__Saved data entries__.
======
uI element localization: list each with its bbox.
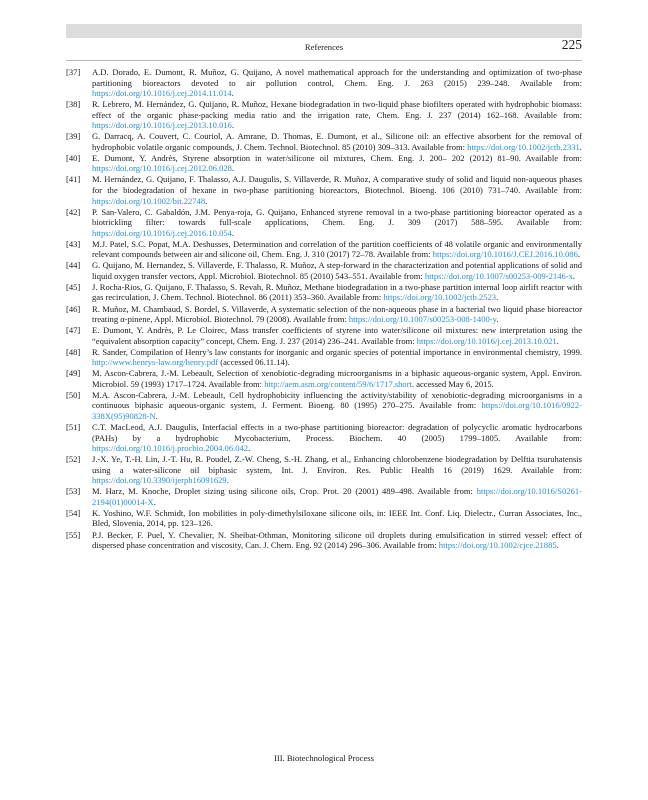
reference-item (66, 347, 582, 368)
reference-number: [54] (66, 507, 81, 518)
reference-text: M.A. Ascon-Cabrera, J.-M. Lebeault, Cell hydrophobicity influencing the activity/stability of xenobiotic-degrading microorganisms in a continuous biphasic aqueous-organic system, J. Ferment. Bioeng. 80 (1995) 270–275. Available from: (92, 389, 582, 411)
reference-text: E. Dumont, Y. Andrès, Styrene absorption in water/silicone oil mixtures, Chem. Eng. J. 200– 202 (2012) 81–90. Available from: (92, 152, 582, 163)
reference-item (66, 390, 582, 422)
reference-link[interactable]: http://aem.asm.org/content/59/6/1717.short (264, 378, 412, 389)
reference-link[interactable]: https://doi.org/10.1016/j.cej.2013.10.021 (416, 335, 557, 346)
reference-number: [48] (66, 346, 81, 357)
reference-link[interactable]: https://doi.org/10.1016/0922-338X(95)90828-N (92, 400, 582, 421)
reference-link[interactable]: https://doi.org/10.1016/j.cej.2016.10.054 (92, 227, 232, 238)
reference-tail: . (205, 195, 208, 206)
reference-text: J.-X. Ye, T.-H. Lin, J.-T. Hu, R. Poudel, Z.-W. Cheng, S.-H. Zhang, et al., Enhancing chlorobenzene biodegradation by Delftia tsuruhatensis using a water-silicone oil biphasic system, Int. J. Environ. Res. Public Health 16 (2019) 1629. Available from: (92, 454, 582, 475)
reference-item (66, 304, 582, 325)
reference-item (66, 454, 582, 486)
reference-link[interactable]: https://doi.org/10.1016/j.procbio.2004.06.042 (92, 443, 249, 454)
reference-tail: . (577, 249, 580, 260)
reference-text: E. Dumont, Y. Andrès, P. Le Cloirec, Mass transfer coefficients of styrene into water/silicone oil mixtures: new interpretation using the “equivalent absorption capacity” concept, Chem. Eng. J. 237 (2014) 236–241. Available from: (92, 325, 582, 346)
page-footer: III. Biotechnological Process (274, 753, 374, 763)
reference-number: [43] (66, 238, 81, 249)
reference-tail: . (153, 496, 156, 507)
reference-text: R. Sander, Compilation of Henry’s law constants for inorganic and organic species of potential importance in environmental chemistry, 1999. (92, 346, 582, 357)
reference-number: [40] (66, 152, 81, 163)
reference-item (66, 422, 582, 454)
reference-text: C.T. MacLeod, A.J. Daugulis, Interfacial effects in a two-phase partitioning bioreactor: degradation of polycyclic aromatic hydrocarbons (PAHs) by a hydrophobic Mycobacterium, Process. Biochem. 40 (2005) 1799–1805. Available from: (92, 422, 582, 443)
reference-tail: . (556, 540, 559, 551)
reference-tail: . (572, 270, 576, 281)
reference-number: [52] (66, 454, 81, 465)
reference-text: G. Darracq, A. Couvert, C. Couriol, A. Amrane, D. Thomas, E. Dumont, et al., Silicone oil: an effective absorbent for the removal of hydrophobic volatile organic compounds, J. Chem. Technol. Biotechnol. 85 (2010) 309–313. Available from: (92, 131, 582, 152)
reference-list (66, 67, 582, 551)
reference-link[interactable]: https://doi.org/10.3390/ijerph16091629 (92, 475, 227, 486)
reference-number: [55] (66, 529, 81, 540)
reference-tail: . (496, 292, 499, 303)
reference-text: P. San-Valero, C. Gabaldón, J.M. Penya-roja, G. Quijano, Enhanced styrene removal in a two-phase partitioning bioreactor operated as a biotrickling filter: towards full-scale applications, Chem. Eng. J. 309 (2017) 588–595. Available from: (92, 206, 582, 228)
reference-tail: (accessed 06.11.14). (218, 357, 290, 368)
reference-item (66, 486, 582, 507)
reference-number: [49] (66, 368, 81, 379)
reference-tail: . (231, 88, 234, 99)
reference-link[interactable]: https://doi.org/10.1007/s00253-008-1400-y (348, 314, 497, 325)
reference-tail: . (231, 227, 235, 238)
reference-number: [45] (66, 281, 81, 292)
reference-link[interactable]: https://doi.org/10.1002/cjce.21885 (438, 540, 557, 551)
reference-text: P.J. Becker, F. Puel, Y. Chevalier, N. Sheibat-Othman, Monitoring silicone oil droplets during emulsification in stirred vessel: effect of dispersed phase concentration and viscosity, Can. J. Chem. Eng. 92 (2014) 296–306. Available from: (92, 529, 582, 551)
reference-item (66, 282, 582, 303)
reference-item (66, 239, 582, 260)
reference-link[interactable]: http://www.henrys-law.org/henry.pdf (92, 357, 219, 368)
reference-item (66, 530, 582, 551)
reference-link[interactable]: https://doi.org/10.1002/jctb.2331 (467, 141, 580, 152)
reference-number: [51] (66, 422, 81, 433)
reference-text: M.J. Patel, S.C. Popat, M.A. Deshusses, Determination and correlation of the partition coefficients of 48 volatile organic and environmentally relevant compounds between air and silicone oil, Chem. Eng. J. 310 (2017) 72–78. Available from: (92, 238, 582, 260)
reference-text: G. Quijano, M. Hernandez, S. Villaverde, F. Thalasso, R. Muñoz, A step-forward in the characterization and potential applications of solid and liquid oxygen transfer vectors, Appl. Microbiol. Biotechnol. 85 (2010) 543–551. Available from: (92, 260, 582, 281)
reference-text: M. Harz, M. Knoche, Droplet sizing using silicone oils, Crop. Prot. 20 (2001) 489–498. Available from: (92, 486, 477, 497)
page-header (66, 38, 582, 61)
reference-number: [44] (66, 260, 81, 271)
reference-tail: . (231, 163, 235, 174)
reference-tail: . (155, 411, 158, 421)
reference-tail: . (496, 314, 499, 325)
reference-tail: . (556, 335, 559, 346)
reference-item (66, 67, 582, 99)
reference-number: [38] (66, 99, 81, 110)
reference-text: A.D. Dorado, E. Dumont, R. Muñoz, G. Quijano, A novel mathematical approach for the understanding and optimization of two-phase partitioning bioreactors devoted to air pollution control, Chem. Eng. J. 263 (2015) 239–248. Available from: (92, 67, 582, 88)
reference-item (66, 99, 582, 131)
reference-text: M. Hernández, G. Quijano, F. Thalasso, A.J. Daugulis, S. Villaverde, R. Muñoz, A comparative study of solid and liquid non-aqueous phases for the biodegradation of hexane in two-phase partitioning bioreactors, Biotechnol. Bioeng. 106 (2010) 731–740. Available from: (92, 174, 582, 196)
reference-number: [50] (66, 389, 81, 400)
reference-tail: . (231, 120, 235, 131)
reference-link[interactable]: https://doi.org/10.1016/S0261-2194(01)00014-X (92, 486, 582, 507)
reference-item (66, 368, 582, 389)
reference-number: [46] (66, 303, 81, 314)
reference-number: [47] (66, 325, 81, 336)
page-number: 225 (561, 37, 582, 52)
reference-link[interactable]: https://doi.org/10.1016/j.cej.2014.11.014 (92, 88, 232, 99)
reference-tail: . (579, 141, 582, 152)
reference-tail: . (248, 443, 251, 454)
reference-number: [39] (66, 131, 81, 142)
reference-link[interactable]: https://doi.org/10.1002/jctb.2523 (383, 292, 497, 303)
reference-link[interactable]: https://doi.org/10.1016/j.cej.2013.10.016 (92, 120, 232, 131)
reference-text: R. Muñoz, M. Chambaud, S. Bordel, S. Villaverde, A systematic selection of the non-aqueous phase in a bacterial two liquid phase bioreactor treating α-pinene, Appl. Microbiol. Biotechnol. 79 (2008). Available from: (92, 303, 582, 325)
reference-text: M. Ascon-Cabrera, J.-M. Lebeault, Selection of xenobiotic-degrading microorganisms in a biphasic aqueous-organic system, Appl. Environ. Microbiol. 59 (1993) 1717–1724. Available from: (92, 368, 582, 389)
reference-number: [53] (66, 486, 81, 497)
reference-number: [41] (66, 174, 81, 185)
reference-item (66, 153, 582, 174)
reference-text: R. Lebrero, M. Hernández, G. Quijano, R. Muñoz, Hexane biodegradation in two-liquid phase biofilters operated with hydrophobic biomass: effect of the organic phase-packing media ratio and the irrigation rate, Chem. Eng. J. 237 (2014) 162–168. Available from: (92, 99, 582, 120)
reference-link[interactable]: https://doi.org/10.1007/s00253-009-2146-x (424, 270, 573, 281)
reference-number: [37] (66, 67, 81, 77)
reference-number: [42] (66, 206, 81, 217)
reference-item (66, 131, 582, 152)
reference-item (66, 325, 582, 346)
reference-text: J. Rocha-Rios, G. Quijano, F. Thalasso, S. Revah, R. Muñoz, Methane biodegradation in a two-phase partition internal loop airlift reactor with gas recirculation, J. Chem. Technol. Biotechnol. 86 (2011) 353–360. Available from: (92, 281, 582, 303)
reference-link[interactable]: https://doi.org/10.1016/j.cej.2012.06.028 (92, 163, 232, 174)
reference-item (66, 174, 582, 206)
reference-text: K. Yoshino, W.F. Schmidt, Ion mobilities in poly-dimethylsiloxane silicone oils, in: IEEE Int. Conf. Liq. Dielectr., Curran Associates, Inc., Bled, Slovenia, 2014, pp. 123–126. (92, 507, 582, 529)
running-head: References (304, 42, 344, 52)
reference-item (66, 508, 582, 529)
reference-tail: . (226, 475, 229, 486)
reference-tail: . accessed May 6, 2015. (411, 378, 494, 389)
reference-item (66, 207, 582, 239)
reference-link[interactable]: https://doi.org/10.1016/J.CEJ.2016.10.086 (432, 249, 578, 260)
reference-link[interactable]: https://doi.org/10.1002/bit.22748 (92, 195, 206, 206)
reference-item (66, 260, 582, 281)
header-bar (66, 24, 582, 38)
======
__TASK OBJECTIVE__. Pull out all lines from the entries above in which the word "potential" appears.

__TASK RESPONSE__.
reference-text: R. Sander, Compilation of Henry’s law constants for inorganic and organic species of potential importance in environmental chemistry, 1999. (92, 346, 582, 357)
reference-text: G. Quijano, M. Hernandez, S. Villaverde, F. Thalasso, R. Muñoz, A step-forward in the characterization and potential applications of solid and liquid oxygen transfer vectors, Appl. Microbiol. Biotechnol. 85 (2010) 543–551. Available from: (92, 260, 582, 281)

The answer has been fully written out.